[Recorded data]
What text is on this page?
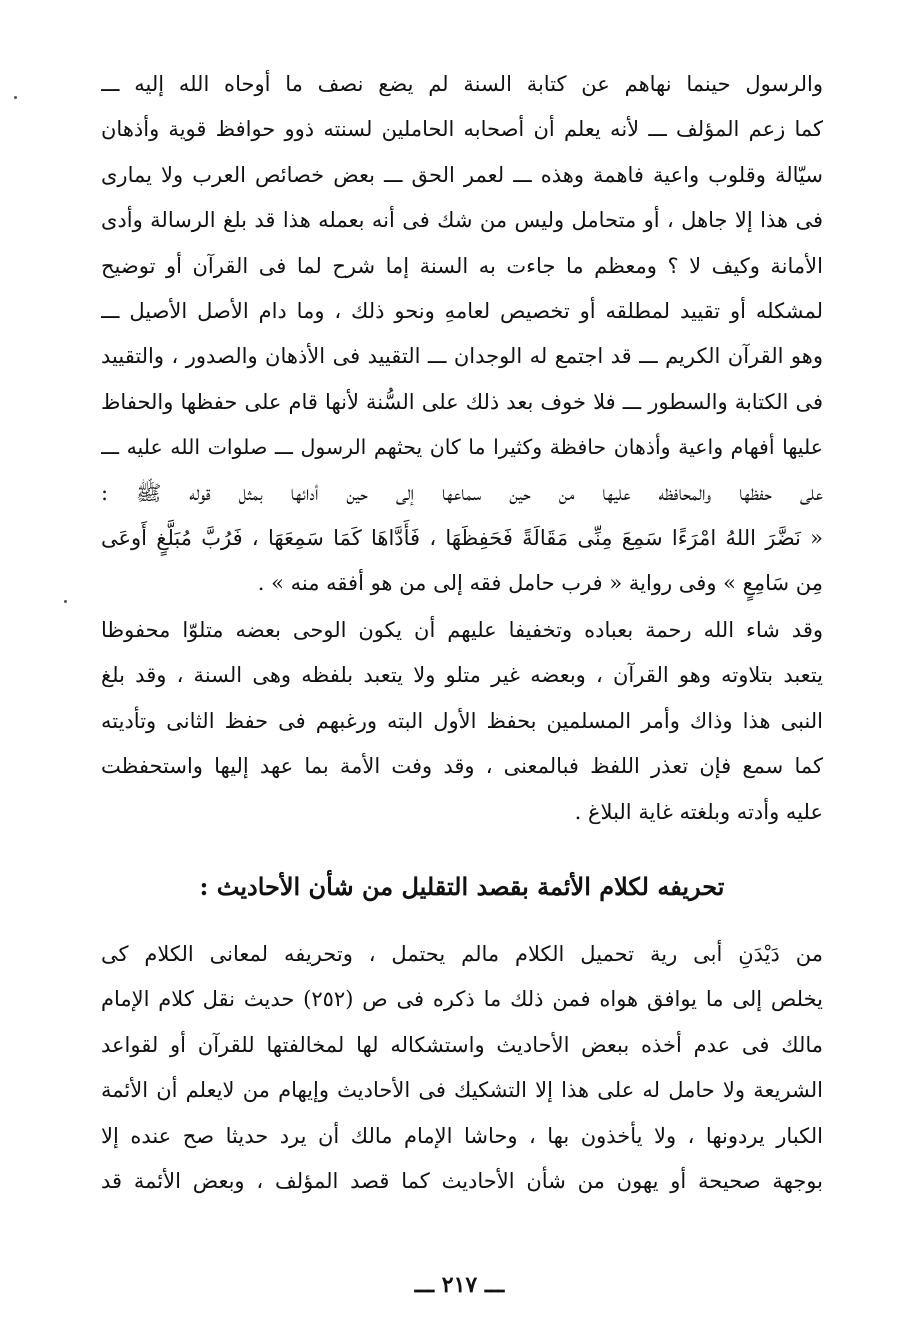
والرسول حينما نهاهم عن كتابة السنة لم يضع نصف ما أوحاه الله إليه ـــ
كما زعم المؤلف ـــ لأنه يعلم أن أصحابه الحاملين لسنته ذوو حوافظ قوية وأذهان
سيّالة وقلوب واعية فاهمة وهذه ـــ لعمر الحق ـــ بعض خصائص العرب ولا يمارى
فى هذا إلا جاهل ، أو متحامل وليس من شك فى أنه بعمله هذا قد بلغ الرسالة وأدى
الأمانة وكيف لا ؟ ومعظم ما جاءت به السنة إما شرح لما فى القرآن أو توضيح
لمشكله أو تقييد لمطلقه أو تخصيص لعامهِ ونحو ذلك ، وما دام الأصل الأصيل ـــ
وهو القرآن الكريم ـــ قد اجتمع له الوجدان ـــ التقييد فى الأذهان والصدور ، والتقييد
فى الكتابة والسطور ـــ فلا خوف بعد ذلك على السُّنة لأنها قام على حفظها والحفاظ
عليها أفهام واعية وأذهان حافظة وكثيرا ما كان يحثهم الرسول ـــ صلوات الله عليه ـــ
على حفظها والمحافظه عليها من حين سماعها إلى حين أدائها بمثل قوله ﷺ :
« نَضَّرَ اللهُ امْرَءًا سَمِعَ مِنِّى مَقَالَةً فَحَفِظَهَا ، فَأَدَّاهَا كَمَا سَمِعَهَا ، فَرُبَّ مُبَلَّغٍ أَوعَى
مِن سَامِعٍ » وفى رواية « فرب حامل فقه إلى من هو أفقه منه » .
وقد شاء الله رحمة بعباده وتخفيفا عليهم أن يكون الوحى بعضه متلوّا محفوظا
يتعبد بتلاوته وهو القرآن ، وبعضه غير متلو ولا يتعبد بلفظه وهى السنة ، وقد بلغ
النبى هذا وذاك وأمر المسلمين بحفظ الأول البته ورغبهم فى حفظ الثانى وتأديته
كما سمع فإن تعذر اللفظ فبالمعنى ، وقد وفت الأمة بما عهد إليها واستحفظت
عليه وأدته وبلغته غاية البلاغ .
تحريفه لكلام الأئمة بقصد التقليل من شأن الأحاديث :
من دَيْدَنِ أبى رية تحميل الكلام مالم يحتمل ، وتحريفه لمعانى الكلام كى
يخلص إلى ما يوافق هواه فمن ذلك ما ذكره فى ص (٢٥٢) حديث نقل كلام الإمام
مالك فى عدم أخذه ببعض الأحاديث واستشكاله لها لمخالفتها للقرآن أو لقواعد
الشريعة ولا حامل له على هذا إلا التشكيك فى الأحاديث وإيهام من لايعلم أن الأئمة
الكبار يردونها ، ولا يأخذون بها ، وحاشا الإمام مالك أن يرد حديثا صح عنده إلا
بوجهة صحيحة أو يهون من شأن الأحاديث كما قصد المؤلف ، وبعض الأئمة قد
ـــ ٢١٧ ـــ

* * *

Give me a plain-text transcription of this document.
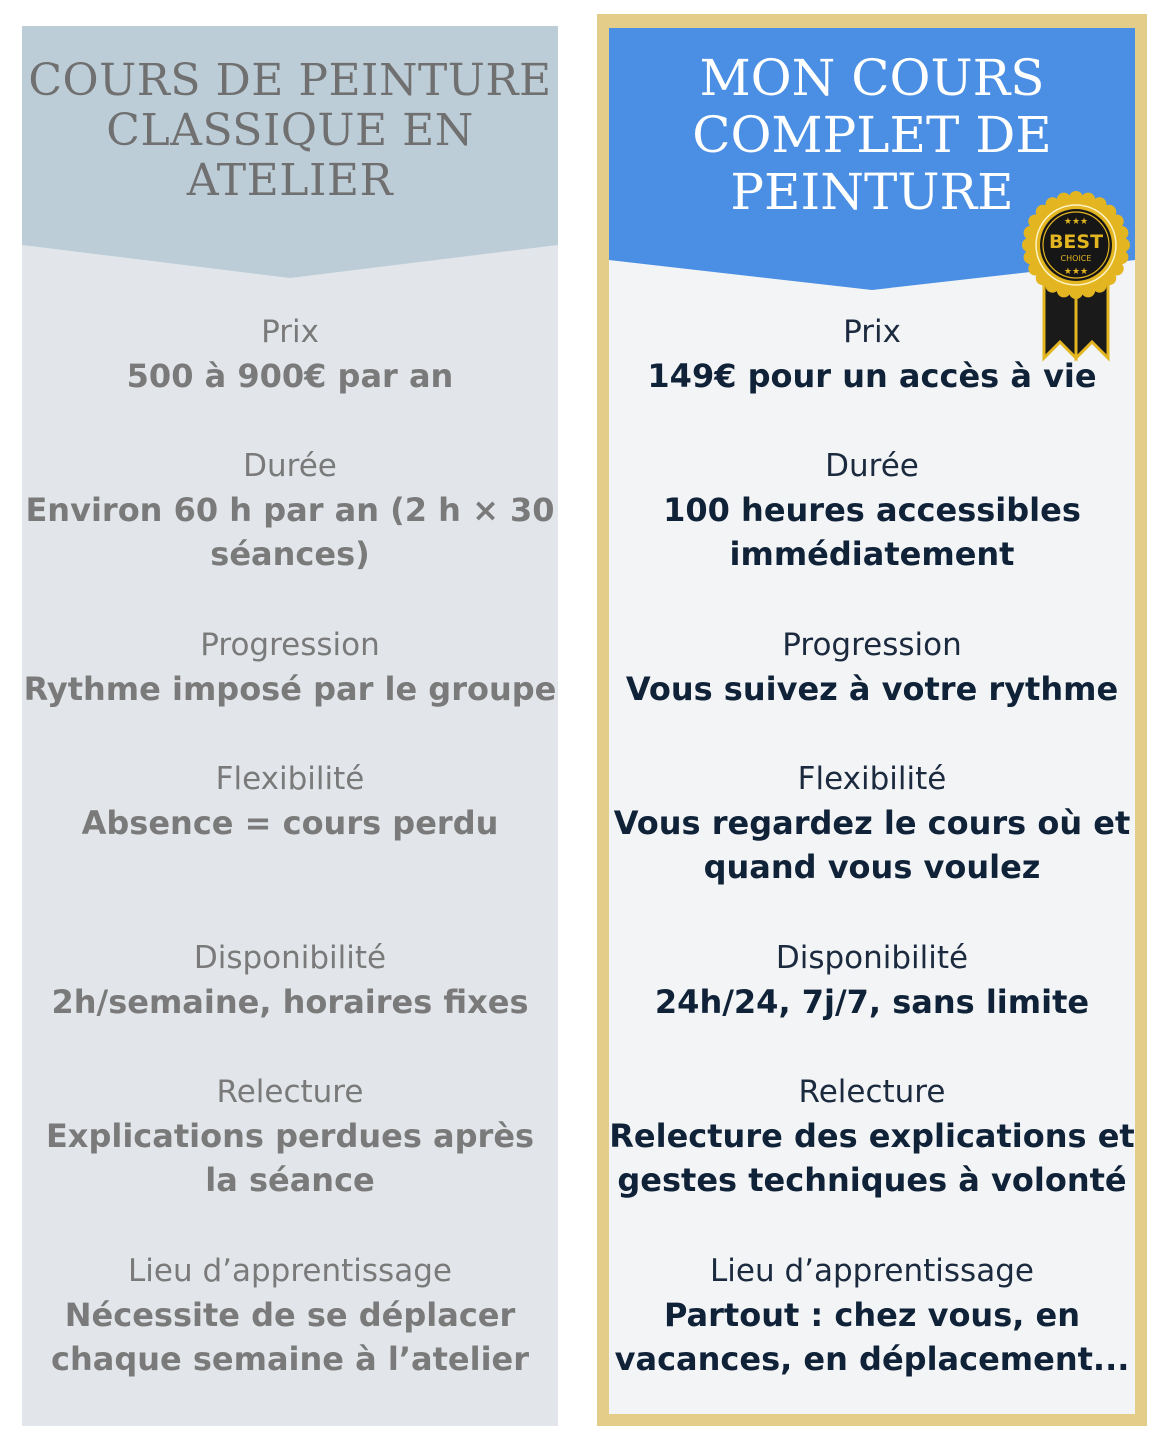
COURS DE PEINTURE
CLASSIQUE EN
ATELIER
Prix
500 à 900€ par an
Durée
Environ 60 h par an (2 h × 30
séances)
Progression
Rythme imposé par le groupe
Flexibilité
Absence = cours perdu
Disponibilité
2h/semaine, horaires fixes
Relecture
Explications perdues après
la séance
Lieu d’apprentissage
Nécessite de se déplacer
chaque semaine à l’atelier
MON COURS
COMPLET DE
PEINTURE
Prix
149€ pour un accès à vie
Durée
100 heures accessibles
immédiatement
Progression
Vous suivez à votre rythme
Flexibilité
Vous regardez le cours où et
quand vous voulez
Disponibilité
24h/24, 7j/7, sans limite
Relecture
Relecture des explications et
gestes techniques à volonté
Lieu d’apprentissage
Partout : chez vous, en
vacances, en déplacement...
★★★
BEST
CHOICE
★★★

> **Exercise**
Output a single number: how many lines contain the word "عليها".

> **Right answer**
2